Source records
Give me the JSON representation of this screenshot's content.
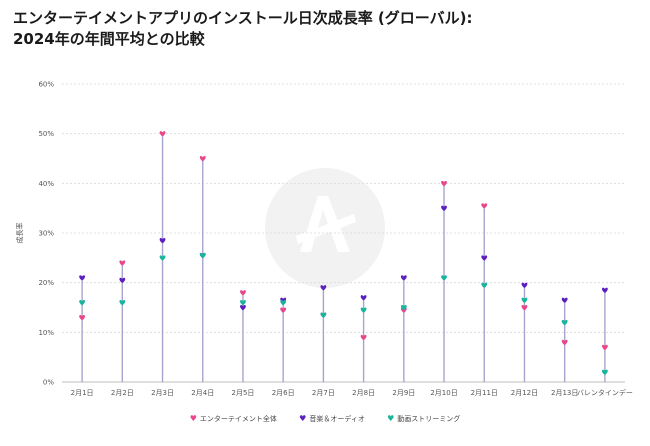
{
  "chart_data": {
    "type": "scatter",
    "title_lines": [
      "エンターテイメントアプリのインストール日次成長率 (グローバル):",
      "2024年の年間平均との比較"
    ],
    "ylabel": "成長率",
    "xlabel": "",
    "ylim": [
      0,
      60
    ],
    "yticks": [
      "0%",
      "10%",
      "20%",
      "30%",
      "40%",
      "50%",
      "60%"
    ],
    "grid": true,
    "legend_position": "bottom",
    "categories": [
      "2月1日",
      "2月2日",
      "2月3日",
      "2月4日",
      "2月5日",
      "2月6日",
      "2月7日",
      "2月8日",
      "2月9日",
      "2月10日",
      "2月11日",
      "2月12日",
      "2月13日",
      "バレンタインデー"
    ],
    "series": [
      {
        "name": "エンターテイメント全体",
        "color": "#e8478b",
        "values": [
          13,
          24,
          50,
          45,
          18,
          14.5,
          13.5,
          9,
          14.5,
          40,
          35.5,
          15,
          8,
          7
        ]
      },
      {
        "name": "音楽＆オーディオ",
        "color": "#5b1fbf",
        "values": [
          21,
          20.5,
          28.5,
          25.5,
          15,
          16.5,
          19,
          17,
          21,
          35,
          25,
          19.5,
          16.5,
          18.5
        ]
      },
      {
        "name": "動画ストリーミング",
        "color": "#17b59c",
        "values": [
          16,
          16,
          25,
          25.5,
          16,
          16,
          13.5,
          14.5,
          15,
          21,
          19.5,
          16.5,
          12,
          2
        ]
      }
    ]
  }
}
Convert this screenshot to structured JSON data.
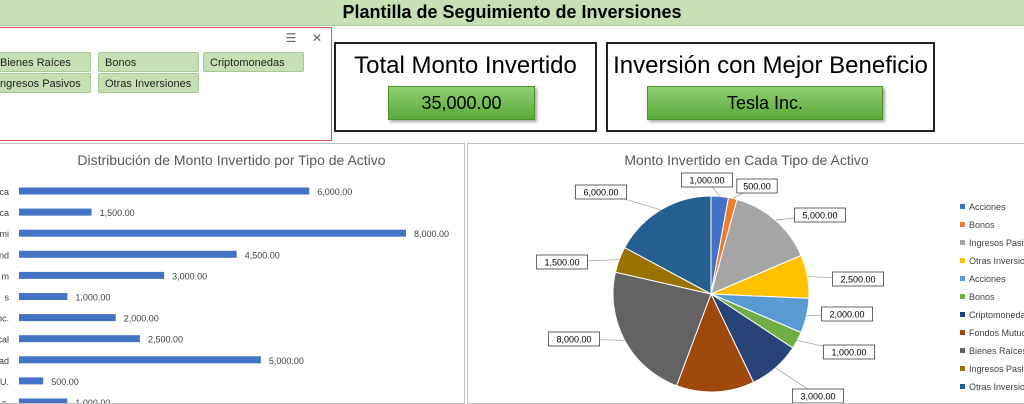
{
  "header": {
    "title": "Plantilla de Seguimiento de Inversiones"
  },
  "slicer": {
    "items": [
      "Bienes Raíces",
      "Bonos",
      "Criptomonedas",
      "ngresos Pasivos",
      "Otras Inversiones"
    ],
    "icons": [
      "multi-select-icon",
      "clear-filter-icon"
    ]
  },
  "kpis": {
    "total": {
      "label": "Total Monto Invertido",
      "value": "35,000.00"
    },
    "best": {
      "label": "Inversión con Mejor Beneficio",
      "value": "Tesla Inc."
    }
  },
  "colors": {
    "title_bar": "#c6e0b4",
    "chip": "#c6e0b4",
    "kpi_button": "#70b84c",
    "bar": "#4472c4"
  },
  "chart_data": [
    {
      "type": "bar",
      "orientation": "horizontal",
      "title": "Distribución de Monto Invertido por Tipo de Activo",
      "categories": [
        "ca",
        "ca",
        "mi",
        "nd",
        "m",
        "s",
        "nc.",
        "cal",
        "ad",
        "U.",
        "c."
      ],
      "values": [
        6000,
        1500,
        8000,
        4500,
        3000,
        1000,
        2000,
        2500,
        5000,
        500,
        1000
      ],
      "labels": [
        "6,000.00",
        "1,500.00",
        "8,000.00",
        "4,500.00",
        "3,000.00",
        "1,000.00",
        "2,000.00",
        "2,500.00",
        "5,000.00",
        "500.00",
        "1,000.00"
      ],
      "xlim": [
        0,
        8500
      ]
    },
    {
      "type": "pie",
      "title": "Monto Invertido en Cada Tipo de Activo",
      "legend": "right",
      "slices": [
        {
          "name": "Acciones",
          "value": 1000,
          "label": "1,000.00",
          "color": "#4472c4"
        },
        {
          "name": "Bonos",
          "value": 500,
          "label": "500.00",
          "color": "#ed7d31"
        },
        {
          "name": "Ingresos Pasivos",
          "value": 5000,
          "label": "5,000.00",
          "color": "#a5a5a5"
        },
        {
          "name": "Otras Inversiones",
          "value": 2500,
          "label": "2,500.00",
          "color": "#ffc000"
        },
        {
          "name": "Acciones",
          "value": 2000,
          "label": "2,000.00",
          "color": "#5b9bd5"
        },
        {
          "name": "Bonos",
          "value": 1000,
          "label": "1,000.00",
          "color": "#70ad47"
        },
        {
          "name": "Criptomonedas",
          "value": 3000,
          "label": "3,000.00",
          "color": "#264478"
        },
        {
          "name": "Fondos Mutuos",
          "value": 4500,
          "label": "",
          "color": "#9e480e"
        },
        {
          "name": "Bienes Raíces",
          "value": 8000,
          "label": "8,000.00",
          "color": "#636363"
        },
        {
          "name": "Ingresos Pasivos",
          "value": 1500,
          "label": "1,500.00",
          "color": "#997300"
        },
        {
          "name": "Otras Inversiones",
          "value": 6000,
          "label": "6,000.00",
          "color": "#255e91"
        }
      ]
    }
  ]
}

---

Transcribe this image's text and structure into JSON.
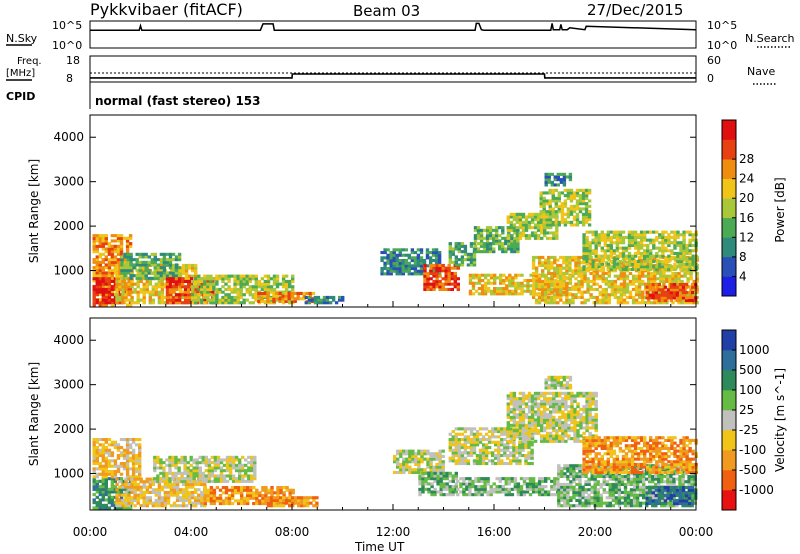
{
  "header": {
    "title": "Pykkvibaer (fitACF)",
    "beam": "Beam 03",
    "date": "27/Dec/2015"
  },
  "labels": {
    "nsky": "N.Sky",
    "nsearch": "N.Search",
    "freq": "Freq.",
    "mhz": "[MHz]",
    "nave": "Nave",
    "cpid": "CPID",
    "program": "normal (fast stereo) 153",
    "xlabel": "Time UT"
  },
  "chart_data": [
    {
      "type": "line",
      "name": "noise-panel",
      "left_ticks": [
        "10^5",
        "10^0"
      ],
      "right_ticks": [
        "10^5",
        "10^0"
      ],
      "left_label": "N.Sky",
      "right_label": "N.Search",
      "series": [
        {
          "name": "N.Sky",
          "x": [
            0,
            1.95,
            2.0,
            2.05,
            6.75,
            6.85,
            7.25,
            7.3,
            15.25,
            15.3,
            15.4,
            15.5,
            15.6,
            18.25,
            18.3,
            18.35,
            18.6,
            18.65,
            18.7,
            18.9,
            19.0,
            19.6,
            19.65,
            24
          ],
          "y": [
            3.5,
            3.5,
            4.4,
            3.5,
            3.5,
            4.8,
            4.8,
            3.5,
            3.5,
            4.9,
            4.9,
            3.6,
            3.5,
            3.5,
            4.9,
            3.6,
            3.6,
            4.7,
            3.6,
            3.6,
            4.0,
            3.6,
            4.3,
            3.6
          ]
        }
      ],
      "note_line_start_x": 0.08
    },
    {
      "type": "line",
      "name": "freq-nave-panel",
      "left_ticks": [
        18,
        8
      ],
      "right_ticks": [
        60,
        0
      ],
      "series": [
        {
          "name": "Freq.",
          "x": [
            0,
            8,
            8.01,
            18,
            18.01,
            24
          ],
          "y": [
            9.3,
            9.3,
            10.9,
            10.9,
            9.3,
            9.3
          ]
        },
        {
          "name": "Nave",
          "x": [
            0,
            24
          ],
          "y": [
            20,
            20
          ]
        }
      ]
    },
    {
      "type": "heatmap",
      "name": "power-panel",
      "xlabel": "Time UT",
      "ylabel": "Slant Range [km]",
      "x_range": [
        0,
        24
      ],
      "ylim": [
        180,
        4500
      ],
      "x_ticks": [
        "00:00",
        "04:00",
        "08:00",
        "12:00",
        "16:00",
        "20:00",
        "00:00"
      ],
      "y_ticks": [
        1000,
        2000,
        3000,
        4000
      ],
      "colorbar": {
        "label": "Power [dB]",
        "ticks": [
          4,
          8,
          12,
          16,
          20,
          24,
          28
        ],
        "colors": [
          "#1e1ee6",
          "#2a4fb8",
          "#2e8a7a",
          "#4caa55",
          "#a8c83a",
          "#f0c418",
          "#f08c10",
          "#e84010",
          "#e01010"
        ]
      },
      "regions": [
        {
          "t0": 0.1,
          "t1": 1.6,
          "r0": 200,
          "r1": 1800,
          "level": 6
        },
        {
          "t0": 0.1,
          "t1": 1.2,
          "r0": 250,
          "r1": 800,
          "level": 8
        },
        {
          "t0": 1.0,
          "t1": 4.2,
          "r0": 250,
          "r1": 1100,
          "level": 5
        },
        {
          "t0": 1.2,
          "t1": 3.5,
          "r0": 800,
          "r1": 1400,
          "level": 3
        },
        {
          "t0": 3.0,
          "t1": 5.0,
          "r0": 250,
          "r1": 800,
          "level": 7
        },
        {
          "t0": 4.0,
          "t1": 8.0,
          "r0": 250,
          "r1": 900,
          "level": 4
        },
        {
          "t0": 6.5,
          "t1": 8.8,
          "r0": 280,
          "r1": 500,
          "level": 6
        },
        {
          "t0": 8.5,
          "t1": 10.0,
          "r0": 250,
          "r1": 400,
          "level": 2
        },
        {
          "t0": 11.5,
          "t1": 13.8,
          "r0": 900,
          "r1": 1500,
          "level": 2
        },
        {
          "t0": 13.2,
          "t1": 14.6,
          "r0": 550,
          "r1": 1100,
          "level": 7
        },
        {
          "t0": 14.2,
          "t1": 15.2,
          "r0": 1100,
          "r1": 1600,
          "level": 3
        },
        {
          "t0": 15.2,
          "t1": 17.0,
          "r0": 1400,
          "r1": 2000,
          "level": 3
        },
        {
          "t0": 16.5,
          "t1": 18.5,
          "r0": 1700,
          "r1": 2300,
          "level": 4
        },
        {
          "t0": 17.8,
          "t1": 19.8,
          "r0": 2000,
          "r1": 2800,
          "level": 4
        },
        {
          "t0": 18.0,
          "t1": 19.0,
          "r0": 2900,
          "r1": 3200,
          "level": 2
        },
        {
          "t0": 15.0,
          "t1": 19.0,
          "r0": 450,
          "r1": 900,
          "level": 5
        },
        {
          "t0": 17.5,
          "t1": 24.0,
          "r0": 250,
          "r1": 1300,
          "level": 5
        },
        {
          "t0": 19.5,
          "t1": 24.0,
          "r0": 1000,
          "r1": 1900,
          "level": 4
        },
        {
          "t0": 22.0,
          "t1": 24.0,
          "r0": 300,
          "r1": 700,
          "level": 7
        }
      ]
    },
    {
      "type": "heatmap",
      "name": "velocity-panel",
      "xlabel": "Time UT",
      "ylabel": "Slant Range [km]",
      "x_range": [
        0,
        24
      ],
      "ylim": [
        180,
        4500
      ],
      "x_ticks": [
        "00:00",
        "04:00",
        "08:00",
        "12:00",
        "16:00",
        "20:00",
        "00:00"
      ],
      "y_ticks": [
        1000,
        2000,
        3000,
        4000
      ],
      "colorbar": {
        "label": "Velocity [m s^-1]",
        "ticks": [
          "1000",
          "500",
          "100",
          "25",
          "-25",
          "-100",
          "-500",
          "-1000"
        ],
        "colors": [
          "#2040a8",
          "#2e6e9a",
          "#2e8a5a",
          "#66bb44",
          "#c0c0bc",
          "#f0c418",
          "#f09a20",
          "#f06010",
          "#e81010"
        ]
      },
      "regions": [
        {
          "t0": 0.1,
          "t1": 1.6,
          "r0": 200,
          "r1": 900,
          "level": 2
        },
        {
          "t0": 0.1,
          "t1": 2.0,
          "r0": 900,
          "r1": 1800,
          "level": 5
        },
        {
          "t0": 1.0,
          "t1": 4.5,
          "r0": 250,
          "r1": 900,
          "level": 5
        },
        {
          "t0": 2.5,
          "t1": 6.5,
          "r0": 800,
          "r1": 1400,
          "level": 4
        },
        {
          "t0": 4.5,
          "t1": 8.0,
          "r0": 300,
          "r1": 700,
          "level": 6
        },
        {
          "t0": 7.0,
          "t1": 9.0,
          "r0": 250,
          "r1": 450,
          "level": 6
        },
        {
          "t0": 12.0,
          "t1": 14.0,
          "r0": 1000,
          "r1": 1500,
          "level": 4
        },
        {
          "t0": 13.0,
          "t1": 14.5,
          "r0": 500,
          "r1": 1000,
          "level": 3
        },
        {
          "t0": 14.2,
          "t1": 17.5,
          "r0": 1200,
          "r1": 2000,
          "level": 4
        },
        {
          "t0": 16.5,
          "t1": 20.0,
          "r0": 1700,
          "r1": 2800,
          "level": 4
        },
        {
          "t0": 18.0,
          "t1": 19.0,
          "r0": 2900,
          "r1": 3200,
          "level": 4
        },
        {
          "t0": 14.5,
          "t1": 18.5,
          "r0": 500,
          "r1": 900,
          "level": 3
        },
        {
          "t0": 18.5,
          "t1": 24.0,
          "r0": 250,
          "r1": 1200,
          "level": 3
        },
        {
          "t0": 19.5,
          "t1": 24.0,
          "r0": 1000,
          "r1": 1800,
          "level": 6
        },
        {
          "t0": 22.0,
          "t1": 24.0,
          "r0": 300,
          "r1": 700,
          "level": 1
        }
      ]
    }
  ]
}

...

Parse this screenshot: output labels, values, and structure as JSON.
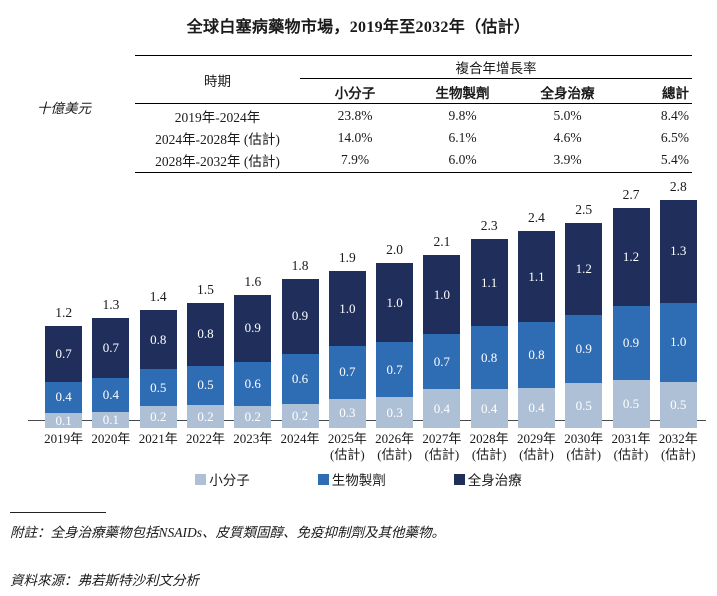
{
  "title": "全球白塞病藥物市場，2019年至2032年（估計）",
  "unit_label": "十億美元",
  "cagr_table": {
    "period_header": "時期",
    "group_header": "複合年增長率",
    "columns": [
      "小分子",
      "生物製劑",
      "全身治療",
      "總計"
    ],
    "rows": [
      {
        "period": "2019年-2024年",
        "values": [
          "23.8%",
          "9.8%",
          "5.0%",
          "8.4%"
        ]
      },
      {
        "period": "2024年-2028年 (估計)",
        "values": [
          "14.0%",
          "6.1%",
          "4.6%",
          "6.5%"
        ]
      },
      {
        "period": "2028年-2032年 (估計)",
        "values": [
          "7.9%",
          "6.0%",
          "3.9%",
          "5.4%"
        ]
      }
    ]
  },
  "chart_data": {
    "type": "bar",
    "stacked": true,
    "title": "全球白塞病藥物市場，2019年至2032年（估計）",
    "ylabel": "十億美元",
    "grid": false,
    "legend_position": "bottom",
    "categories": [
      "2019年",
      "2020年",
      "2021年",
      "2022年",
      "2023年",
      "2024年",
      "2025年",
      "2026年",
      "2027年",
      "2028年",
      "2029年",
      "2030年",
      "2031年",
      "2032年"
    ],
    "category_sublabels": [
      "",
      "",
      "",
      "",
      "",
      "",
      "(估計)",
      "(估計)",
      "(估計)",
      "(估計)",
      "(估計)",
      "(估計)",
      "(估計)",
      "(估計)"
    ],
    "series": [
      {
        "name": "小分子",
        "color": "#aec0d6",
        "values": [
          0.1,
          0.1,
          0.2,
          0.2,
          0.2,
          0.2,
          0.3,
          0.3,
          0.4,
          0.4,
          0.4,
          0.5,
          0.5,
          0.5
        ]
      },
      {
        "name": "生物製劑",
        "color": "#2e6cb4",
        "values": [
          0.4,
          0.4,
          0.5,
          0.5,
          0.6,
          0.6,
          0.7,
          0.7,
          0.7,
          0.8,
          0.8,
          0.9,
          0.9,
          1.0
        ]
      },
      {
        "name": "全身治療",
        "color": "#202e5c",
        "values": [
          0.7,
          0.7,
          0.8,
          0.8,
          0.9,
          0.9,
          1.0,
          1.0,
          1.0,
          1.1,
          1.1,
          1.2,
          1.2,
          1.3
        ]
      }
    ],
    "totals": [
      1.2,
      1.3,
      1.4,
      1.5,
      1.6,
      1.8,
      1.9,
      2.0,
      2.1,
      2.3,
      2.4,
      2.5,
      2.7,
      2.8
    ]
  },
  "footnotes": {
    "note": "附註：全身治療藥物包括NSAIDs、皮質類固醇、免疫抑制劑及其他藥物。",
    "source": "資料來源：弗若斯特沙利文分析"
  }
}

• REQUIREMENTS: Search the entries for the word "全球白塞病藥物市場" and copy every line that has it.

• REPLY:
  "title": "全球白塞病藥物市場，2019年至2032年（估計）",
    "title": "全球白塞病藥物市場，2019年至2032年（估計）",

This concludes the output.